── SOURCE DATA ──
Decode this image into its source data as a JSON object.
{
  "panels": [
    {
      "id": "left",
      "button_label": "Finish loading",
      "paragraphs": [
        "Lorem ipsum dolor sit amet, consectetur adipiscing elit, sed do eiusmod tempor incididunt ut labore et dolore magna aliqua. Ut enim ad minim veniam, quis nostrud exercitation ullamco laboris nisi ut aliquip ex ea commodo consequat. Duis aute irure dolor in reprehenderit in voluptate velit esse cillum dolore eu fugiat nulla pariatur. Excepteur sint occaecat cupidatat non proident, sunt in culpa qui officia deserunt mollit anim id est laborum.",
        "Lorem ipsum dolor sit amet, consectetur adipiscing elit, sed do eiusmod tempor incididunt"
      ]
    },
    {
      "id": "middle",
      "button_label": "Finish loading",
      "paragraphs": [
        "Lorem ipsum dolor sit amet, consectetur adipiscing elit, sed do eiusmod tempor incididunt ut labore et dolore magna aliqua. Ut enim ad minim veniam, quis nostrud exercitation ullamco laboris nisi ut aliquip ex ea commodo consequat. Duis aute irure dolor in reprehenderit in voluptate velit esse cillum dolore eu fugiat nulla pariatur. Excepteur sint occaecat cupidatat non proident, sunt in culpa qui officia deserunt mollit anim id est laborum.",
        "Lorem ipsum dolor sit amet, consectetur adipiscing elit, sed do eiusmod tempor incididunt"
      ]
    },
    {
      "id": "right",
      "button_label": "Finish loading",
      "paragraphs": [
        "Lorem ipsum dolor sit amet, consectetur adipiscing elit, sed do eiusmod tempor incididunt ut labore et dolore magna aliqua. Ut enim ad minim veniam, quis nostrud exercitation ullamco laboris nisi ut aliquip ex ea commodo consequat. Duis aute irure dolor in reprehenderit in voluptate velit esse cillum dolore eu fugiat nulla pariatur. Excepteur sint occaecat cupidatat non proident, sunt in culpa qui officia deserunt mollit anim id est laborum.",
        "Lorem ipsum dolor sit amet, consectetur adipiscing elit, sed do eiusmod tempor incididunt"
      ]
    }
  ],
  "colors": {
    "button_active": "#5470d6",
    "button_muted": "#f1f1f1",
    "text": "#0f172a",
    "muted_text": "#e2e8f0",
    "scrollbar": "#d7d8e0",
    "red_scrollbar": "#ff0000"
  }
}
───
**WHAT THE TASK REQUIRES**
Copy each record from above exactly, and include every line.

**COMPLETE RESPONSE**
Decode this image into its source data as a JSON object.
{
  "panels": [
    {
      "id": "left",
      "button_label": "Finish loading",
      "paragraphs": [
        "Lorem ipsum dolor sit amet, consectetur adipiscing elit, sed do eiusmod tempor incididunt ut labore et dolore magna aliqua. Ut enim ad minim veniam, quis nostrud exercitation ullamco laboris nisi ut aliquip ex ea commodo consequat. Duis aute irure dolor in reprehenderit in voluptate velit esse cillum dolore eu fugiat nulla pariatur. Excepteur sint occaecat cupidatat non proident, sunt in culpa qui officia deserunt mollit anim id est laborum.",
        "Lorem ipsum dolor sit amet, consectetur adipiscing elit, sed do eiusmod tempor incididunt"
      ]
    },
    {
      "id": "middle",
      "button_label": "Finish loading",
      "paragraphs": [
        "Lorem ipsum dolor sit amet, consectetur adipiscing elit, sed do eiusmod tempor incididunt ut labore et dolore magna aliqua. Ut enim ad minim veniam, quis nostrud exercitation ullamco laboris nisi ut aliquip ex ea commodo consequat. Duis aute irure dolor in reprehenderit in voluptate velit esse cillum dolore eu fugiat nulla pariatur. Excepteur sint occaecat cupidatat non proident, sunt in culpa qui officia deserunt mollit anim id est laborum.",
        "Lorem ipsum dolor sit amet, consectetur adipiscing elit, sed do eiusmod tempor incididunt"
      ]
    },
    {
      "id": "right",
      "button_label": "Finish loading",
      "paragraphs": [
        "Lorem ipsum dolor sit amet, consectetur adipiscing elit, sed do eiusmod tempor incididunt ut labore et dolore magna aliqua. Ut enim ad minim veniam, quis nostrud exercitation ullamco laboris nisi ut aliquip ex ea commodo consequat. Duis aute irure dolor in reprehenderit in voluptate velit esse cillum dolore eu fugiat nulla pariatur. Excepteur sint occaecat cupidatat non proident, sunt in culpa qui officia deserunt mollit anim id est laborum.",
        "Lorem ipsum dolor sit amet, consectetur adipiscing elit, sed do eiusmod tempor incididunt"
      ]
    }
  ],
  "colors": {
    "button_active": "#5470d6",
    "button_muted": "#f1f1f1",
    "text": "#0f172a",
    "muted_text": "#e2e8f0",
    "scrollbar": "#d7d8e0",
    "red_scrollbar": "#ff0000"
  }
}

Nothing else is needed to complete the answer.